State only the count of lines in the listing below that hold "this".
+++
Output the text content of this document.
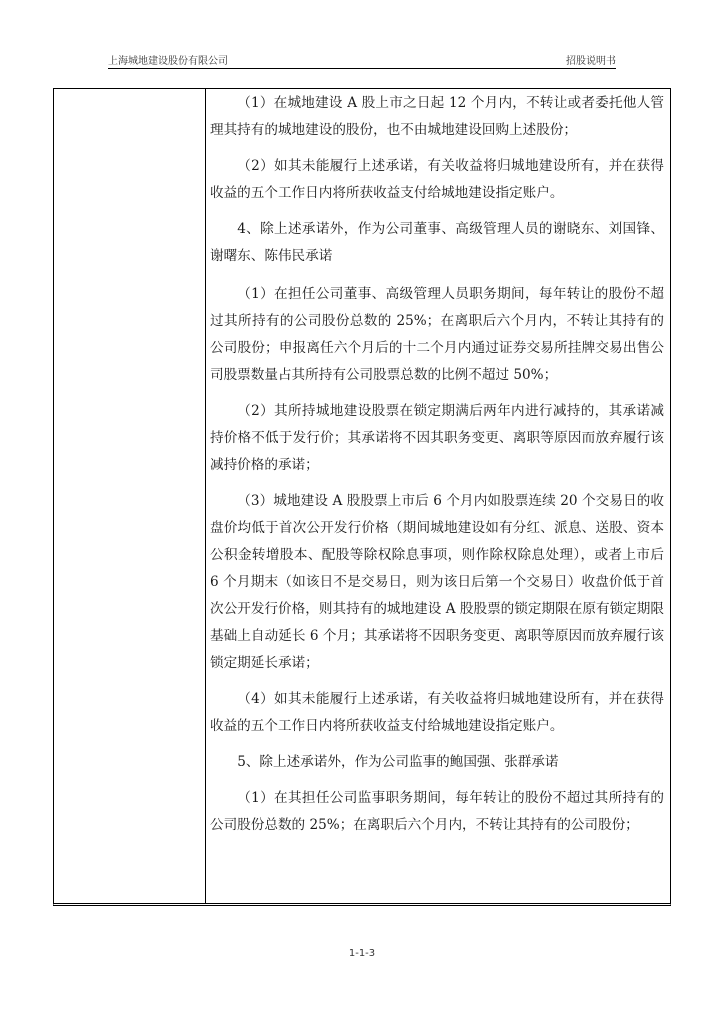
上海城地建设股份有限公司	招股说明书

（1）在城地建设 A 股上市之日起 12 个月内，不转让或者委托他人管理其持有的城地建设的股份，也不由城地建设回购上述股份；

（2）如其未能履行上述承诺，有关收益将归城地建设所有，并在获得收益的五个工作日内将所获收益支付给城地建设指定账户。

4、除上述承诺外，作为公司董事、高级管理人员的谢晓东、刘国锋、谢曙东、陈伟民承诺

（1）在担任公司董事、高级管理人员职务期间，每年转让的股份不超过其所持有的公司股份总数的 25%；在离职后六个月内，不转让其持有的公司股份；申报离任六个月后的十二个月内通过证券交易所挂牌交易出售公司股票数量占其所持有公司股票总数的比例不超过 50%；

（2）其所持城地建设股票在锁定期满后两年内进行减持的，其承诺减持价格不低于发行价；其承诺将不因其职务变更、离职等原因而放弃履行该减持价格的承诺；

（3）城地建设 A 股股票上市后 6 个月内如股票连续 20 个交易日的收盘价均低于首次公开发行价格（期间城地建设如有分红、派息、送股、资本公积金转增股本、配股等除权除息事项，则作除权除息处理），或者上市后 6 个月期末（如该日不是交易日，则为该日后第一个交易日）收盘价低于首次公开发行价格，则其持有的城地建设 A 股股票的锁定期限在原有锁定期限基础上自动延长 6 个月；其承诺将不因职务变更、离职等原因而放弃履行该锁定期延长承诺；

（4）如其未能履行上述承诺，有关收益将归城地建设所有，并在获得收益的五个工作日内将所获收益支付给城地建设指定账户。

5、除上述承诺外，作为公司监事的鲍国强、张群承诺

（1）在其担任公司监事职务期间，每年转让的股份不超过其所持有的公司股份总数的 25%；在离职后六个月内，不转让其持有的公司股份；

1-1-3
+++
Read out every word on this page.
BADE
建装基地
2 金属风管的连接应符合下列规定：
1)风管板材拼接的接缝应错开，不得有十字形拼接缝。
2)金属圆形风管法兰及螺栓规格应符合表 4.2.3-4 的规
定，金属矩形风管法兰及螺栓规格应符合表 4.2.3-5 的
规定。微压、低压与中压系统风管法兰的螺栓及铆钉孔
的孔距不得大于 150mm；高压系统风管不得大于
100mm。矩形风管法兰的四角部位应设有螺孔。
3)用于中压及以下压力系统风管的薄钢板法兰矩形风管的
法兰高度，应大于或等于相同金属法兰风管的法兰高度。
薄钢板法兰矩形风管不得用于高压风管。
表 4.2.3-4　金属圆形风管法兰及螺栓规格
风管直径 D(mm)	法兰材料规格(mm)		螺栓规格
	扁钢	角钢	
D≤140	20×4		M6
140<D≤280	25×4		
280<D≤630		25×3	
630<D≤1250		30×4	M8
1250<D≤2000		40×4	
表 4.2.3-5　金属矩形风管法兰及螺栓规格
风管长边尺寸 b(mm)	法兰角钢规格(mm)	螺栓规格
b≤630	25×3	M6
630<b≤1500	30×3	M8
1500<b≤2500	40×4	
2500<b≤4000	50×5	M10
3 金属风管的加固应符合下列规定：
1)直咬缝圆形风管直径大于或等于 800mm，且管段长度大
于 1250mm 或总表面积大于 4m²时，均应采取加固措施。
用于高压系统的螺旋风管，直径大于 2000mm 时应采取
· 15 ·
+++
● **FINAL ANSWER**: 2